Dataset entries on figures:
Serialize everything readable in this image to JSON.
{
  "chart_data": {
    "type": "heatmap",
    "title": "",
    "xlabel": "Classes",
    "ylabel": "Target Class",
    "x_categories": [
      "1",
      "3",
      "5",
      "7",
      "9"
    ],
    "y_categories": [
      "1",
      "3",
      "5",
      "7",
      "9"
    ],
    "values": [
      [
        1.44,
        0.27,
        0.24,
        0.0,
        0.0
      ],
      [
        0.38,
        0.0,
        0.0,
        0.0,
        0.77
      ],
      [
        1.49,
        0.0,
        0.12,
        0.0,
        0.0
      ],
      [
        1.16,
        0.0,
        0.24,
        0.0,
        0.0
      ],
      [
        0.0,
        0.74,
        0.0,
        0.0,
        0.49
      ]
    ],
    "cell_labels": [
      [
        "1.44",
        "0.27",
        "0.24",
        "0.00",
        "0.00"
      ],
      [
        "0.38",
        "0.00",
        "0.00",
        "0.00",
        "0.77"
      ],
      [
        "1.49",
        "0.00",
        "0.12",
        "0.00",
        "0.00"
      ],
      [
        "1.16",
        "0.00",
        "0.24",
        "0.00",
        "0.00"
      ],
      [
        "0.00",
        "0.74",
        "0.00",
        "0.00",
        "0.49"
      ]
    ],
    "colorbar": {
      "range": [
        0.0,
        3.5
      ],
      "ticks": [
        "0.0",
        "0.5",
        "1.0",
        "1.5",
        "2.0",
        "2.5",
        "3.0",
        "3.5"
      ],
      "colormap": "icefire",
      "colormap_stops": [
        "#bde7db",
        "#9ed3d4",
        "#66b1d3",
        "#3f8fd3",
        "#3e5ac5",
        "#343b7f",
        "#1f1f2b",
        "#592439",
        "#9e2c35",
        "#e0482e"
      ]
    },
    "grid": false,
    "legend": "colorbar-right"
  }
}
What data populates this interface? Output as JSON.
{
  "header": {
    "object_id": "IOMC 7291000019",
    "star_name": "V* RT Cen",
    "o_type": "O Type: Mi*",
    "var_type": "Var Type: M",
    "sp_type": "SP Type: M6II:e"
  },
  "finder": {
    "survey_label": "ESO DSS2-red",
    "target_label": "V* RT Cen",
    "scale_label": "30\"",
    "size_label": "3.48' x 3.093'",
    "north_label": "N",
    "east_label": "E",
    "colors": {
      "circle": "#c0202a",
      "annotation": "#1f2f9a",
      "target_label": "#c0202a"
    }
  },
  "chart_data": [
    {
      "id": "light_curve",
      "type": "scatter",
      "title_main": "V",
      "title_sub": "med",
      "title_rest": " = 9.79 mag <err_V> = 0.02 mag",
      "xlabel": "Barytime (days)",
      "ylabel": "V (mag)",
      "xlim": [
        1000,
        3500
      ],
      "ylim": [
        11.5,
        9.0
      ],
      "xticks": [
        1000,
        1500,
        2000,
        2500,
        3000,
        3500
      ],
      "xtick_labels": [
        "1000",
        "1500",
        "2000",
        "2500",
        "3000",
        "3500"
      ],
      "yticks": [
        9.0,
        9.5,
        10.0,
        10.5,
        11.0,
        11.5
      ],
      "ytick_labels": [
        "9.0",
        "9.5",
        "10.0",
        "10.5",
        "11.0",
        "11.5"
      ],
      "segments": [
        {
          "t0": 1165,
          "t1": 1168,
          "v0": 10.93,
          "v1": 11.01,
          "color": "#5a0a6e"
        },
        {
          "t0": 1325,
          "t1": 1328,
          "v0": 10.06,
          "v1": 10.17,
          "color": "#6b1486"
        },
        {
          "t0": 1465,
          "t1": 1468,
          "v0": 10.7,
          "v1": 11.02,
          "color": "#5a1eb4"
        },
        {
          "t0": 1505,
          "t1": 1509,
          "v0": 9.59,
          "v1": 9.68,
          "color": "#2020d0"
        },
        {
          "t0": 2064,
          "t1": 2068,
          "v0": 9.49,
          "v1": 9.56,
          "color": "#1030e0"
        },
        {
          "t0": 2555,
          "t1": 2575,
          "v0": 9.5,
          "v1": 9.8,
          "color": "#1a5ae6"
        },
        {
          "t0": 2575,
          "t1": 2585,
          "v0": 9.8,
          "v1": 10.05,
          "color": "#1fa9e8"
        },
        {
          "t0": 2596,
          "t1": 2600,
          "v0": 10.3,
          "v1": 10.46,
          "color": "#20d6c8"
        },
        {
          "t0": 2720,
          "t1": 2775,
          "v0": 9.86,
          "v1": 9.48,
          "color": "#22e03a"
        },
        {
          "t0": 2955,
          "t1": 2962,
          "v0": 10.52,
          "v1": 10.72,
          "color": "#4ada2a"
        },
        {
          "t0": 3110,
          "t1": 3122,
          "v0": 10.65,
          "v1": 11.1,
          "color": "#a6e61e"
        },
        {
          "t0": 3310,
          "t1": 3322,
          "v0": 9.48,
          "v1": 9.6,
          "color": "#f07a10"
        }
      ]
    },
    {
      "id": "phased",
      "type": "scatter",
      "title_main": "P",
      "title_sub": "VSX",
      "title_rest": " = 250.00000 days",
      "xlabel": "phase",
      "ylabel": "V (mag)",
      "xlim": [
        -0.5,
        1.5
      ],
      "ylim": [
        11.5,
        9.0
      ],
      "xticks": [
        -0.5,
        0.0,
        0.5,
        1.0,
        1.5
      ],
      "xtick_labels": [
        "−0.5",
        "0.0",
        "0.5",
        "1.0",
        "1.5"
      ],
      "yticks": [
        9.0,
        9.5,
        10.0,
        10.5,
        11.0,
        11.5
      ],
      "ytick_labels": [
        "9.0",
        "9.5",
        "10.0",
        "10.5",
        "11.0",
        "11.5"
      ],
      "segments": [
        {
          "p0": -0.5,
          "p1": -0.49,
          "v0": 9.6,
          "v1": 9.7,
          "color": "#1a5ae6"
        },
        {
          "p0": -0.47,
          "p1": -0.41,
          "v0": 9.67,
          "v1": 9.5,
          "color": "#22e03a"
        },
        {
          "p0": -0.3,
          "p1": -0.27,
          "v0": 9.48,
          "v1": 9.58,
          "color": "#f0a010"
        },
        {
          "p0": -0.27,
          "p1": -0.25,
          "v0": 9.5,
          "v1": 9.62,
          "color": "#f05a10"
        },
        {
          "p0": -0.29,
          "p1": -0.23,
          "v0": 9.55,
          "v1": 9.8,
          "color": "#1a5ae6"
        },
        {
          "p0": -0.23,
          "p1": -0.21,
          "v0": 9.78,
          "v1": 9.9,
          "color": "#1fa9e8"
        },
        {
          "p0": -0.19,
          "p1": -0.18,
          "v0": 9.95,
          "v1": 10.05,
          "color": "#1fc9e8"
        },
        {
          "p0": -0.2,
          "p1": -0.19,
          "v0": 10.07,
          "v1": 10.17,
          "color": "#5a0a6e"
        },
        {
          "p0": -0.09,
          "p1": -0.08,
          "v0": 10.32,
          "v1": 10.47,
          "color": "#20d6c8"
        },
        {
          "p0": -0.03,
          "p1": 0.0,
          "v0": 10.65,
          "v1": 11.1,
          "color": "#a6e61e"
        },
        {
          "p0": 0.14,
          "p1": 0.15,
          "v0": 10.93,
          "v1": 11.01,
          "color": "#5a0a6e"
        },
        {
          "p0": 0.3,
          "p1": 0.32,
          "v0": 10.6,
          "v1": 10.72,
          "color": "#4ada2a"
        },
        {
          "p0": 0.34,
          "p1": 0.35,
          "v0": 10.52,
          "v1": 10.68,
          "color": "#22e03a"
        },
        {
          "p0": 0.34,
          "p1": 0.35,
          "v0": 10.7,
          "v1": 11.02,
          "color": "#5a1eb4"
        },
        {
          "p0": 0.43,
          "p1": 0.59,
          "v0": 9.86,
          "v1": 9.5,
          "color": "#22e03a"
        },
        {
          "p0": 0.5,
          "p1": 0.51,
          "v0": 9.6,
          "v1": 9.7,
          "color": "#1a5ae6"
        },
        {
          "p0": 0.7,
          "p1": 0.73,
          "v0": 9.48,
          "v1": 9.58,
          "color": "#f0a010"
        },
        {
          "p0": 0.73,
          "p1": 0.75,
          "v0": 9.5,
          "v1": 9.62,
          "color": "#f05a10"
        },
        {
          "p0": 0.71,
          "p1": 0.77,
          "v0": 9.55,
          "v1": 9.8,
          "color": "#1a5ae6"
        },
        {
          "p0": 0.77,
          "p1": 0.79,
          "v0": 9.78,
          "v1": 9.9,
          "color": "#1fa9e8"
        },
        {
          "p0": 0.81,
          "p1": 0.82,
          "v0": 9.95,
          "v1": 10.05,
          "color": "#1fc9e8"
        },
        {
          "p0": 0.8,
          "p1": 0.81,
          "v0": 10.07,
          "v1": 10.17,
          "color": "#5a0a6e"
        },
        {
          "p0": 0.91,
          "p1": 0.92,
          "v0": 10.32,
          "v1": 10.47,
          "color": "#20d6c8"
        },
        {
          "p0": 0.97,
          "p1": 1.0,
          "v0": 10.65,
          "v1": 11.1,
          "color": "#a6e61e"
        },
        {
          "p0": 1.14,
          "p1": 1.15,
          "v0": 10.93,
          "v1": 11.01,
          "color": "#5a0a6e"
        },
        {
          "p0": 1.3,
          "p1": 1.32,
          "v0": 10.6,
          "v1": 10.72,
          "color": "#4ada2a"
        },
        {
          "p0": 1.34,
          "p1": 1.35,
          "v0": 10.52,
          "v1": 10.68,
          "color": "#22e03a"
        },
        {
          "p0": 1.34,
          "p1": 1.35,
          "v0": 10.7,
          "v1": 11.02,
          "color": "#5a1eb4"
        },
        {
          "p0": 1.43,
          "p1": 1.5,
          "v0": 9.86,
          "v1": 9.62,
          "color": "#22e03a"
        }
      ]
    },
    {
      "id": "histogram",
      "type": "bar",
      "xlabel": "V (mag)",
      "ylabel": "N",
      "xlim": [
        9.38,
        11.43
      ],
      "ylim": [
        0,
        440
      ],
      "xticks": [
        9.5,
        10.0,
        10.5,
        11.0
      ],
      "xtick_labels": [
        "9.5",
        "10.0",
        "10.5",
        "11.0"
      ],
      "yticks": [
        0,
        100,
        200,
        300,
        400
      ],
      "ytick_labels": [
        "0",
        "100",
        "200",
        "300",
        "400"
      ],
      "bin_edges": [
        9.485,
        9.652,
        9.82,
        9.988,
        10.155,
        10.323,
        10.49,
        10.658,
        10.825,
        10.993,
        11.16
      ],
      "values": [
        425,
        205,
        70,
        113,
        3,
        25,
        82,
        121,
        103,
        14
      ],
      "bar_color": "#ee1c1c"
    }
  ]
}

What you need to do – List all lines from the entries that include the word "days".

Output of the exercise –
      "xlabel": "Barytime (days)",
      "title_rest": " = 250.00000 days",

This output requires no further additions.